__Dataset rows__
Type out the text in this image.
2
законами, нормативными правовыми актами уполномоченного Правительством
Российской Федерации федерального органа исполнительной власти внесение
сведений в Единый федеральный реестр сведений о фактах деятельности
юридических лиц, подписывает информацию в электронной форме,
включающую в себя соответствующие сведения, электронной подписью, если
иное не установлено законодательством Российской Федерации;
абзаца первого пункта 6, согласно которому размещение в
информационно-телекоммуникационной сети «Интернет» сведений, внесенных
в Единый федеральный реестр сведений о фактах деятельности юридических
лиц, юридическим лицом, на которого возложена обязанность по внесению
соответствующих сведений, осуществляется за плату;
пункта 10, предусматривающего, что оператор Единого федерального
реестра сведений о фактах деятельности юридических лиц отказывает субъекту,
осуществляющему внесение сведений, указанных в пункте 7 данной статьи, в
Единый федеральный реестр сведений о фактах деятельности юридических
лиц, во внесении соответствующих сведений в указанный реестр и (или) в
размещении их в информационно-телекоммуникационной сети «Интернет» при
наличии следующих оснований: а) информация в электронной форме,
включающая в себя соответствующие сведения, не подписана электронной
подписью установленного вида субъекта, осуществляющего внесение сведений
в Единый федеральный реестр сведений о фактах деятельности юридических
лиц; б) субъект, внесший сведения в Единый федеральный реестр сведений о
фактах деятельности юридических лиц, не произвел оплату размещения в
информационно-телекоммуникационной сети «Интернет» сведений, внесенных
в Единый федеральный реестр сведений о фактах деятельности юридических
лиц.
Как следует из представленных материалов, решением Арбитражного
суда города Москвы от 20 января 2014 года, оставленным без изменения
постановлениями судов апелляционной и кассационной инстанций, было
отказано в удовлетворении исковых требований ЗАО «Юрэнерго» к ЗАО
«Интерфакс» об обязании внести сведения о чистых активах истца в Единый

__JOB__
Each line of the material above needs to be quoted exactly, please.

__SOLUTION TO THIS EXERCISE__
Type out the text in this image.
2
законами, нормативными правовыми актами уполномоченного Правительством
Российской Федерации федерального органа исполнительной власти внесение
сведений в Единый федеральный реестр сведений о фактах деятельности
юридических лиц, подписывает информацию в электронной форме,
включающую в себя соответствующие сведения, электронной подписью, если
иное не установлено законодательством Российской Федерации;
абзаца первого пункта 6, согласно которому размещение в
информационно-телекоммуникационной сети «Интернет» сведений, внесенных
в Единый федеральный реестр сведений о фактах деятельности юридических
лиц, юридическим лицом, на которого возложена обязанность по внесению
соответствующих сведений, осуществляется за плату;
пункта 10, предусматривающего, что оператор Единого федерального
реестра сведений о фактах деятельности юридических лиц отказывает субъекту,
осуществляющему внесение сведений, указанных в пункте 7 данной статьи, в
Единый федеральный реестр сведений о фактах деятельности юридических
лиц, во внесении соответствующих сведений в указанный реестр и (или) в
размещении их в информационно-телекоммуникационной сети «Интернет» при
наличии следующих оснований: а) информация в электронной форме,
включающая в себя соответствующие сведения, не подписана электронной
подписью установленного вида субъекта, осуществляющего внесение сведений
в Единый федеральный реестр сведений о фактах деятельности юридических
лиц; б) субъект, внесший сведения в Единый федеральный реестр сведений о
фактах деятельности юридических лиц, не произвел оплату размещения в
информационно-телекоммуникационной сети «Интернет» сведений, внесенных
в Единый федеральный реестр сведений о фактах деятельности юридических
лиц.
Как следует из представленных материалов, решением Арбитражного
суда города Москвы от 20 января 2014 года, оставленным без изменения
постановлениями судов апелляционной и кассационной инстанций, было
отказано в удовлетворении исковых требований ЗАО «Юрэнерго» к ЗАО
«Интерфакс» об обязании внести сведения о чистых активах истца в Единый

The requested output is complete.